Task material »

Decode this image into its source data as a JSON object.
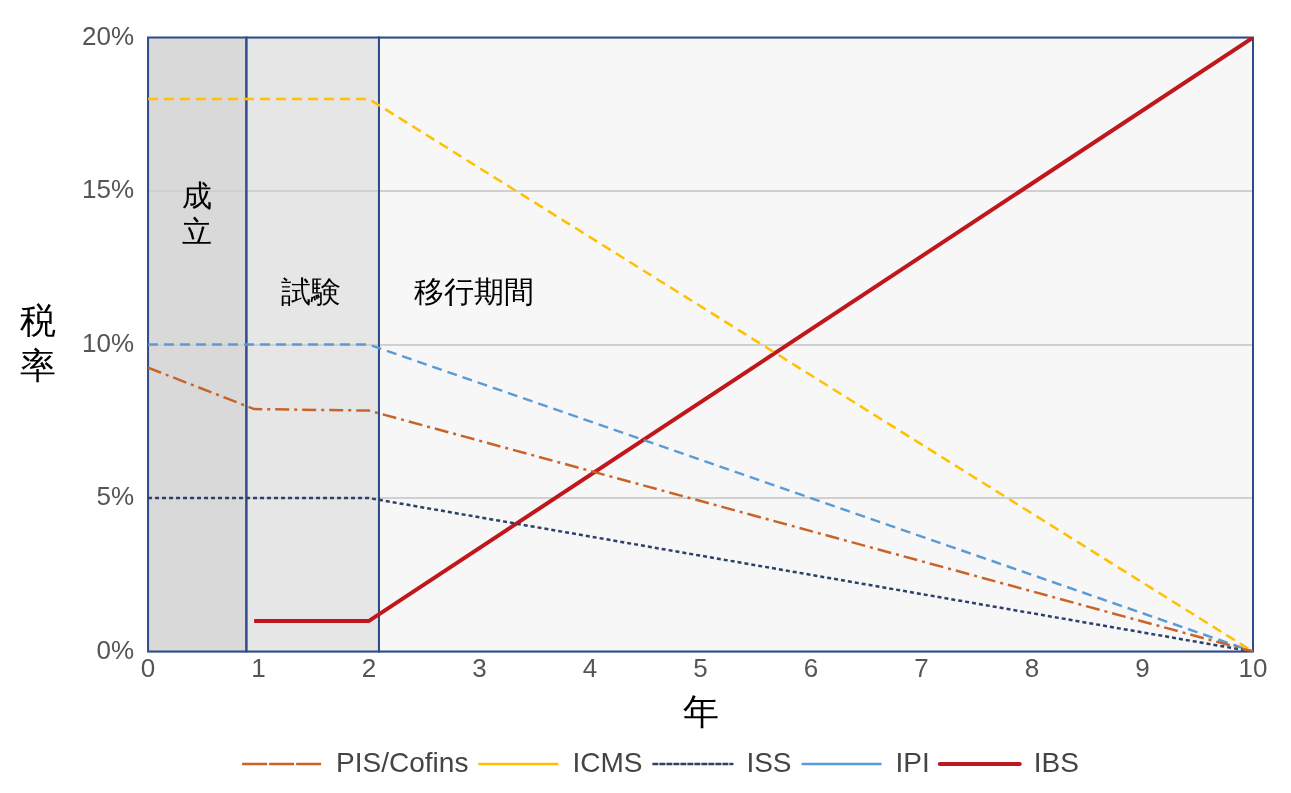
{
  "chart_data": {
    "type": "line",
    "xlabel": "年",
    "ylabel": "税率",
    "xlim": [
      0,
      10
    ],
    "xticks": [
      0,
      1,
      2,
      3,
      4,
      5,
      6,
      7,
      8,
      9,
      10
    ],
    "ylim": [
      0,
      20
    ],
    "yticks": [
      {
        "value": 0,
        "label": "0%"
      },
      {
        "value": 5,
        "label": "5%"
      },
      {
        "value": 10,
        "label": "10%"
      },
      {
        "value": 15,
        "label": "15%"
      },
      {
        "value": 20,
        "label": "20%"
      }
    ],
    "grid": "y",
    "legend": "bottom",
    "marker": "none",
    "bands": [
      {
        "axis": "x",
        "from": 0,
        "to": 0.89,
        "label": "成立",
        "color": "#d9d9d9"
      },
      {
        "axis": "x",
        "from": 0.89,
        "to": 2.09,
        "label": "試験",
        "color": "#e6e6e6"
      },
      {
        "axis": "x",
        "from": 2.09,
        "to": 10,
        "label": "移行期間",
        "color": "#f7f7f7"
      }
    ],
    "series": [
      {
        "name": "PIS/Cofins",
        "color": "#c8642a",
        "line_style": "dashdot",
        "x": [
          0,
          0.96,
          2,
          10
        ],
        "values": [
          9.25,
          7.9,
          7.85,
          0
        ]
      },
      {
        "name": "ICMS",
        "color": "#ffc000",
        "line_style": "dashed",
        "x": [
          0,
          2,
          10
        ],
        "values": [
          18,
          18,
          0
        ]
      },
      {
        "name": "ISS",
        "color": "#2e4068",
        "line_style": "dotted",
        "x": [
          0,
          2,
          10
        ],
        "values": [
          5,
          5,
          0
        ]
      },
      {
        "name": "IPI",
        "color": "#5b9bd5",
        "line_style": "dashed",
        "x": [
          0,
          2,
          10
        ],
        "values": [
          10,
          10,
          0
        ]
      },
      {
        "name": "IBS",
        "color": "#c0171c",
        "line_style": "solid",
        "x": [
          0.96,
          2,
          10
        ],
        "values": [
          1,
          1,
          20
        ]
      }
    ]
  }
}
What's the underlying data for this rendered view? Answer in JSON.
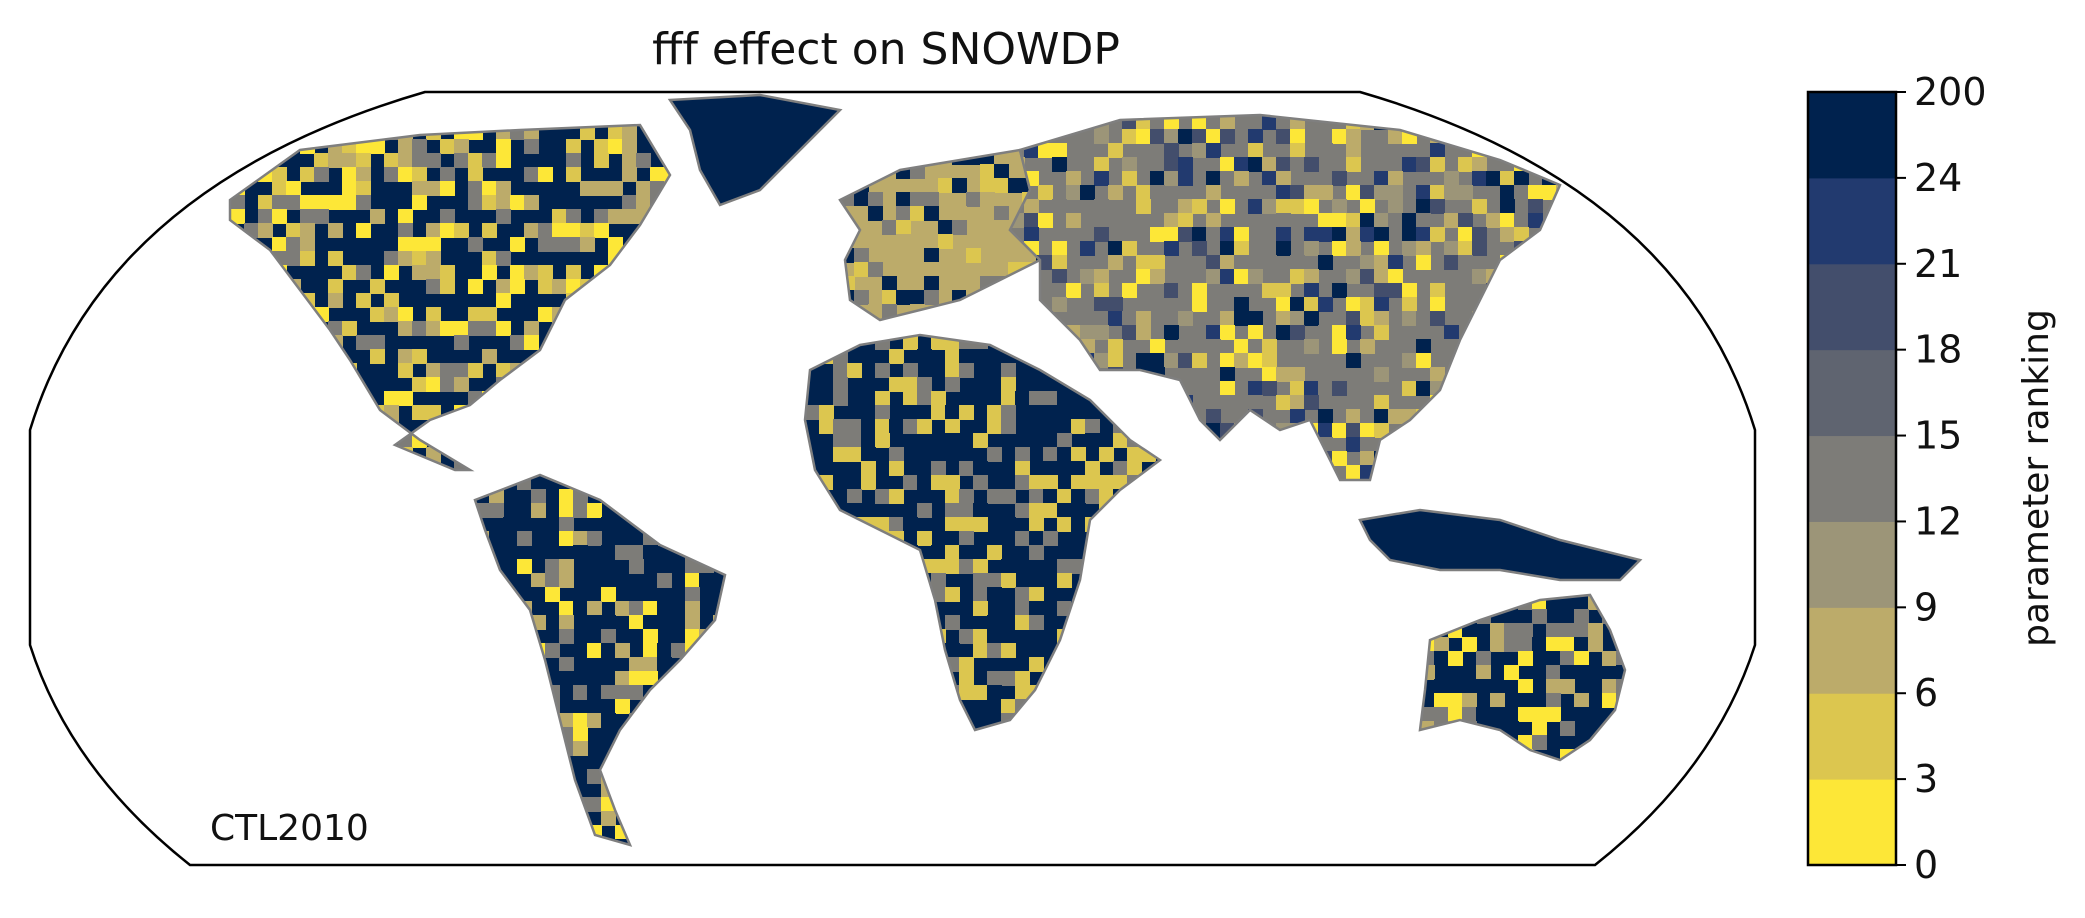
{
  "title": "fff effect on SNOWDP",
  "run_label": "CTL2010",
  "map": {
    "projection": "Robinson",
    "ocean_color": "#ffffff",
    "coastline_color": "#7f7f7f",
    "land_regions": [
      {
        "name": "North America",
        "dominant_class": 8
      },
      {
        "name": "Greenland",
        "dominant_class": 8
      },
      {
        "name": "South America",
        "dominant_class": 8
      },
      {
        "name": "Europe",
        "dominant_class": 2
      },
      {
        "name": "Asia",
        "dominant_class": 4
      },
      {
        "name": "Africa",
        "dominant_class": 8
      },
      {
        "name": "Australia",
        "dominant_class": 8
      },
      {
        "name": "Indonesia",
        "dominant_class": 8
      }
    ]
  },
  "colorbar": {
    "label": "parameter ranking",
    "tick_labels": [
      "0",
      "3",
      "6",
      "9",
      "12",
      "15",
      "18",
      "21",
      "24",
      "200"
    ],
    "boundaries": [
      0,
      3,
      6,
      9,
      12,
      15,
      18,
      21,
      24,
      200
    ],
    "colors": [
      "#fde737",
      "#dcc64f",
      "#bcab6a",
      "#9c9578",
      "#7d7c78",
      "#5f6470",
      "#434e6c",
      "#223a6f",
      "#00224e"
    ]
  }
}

What you should do »
Without including any pictures, output all the entries above exactly.

Solved exercise »
Decode this image into its source data as a JSON object.
{
  "chart_data": {
    "type": "line",
    "xlabel": "年",
    "ylabel": "税率",
    "xlim": [
      0,
      10
    ],
    "xticks": [
      0,
      1,
      2,
      3,
      4,
      5,
      6,
      7,
      8,
      9,
      10
    ],
    "ylim": [
      0,
      20
    ],
    "yticks": [
      {
        "value": 0,
        "label": "0%"
      },
      {
        "value": 5,
        "label": "5%"
      },
      {
        "value": 10,
        "label": "10%"
      },
      {
        "value": 15,
        "label": "15%"
      },
      {
        "value": 20,
        "label": "20%"
      }
    ],
    "grid": "y",
    "legend": "bottom",
    "marker": "none",
    "bands": [
      {
        "axis": "x",
        "from": 0,
        "to": 0.89,
        "label": "成立",
        "color": "#d9d9d9"
      },
      {
        "axis": "x",
        "from": 0.89,
        "to": 2.09,
        "label": "試験",
        "color": "#e6e6e6"
      },
      {
        "axis": "x",
        "from": 2.09,
        "to": 10,
        "label": "移行期間",
        "color": "#f7f7f7"
      }
    ],
    "series": [
      {
        "name": "PIS/Cofins",
        "color": "#c8642a",
        "line_style": "dashdot",
        "x": [
          0,
          0.96,
          2,
          10
        ],
        "values": [
          9.25,
          7.9,
          7.85,
          0
        ]
      },
      {
        "name": "ICMS",
        "color": "#ffc000",
        "line_style": "dashed",
        "x": [
          0,
          2,
          10
        ],
        "values": [
          18,
          18,
          0
        ]
      },
      {
        "name": "ISS",
        "color": "#2e4068",
        "line_style": "dotted",
        "x": [
          0,
          2,
          10
        ],
        "values": [
          5,
          5,
          0
        ]
      },
      {
        "name": "IPI",
        "color": "#5b9bd5",
        "line_style": "dashed",
        "x": [
          0,
          2,
          10
        ],
        "values": [
          10,
          10,
          0
        ]
      },
      {
        "name": "IBS",
        "color": "#c0171c",
        "line_style": "solid",
        "x": [
          0.96,
          2,
          10
        ],
        "values": [
          1,
          1,
          20
        ]
      }
    ]
  }
}
What's the underlying data for this rendered view? Answer in JSON.
{
  "title": "fff effect on SNOWDP",
  "run_label": "CTL2010",
  "map": {
    "projection": "Robinson",
    "ocean_color": "#ffffff",
    "coastline_color": "#7f7f7f",
    "land_regions": [
      {
        "name": "North America",
        "dominant_class": 8
      },
      {
        "name": "Greenland",
        "dominant_class": 8
      },
      {
        "name": "South America",
        "dominant_class": 8
      },
      {
        "name": "Europe",
        "dominant_class": 2
      },
      {
        "name": "Asia",
        "dominant_class": 4
      },
      {
        "name": "Africa",
        "dominant_class": 8
      },
      {
        "name": "Australia",
        "dominant_class": 8
      },
      {
        "name": "Indonesia",
        "dominant_class": 8
      }
    ]
  },
  "colorbar": {
    "label": "parameter ranking",
    "tick_labels": [
      "0",
      "3",
      "6",
      "9",
      "12",
      "15",
      "18",
      "21",
      "24",
      "200"
    ],
    "boundaries": [
      0,
      3,
      6,
      9,
      12,
      15,
      18,
      21,
      24,
      200
    ],
    "colors": [
      "#fde737",
      "#dcc64f",
      "#bcab6a",
      "#9c9578",
      "#7d7c78",
      "#5f6470",
      "#434e6c",
      "#223a6f",
      "#00224e"
    ]
  }
}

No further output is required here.